:: Given problem ::
Transcribe the data that follows precisely, omitting nothing.

:: Record set ::

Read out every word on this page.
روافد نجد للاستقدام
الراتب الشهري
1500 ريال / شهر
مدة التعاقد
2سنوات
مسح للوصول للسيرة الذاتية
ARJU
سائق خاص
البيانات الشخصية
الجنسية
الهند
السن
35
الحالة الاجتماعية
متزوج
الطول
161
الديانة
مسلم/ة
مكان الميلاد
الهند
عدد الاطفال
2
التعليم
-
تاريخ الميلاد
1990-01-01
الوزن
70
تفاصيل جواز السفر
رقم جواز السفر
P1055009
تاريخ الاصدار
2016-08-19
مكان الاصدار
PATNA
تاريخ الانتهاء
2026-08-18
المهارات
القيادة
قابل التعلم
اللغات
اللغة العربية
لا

:: Task answer ::
Read out every word on this page.
روافد نجد للاستقدام
الراتب الشهري
1500 ريال / شهر
مدة التعاقد
2سنوات
مسح للوصول للسيرة الذاتية
ARJU
سائق خاص
البيانات الشخصية
الجنسية
الهند
السن
35
الحالة الاجتماعية
متزوج
الطول
161
الديانة
مسلم/ة
مكان الميلاد
الهند
عدد الاطفال
2
التعليم
-
تاريخ الميلاد
1990-01-01
الوزن
70
تفاصيل جواز السفر
رقم جواز السفر
P1055009
تاريخ الاصدار
2016-08-19
مكان الاصدار
PATNA
تاريخ الانتهاء
2026-08-18
المهارات
القيادة
قابل التعلم
اللغات
اللغة العربية
لا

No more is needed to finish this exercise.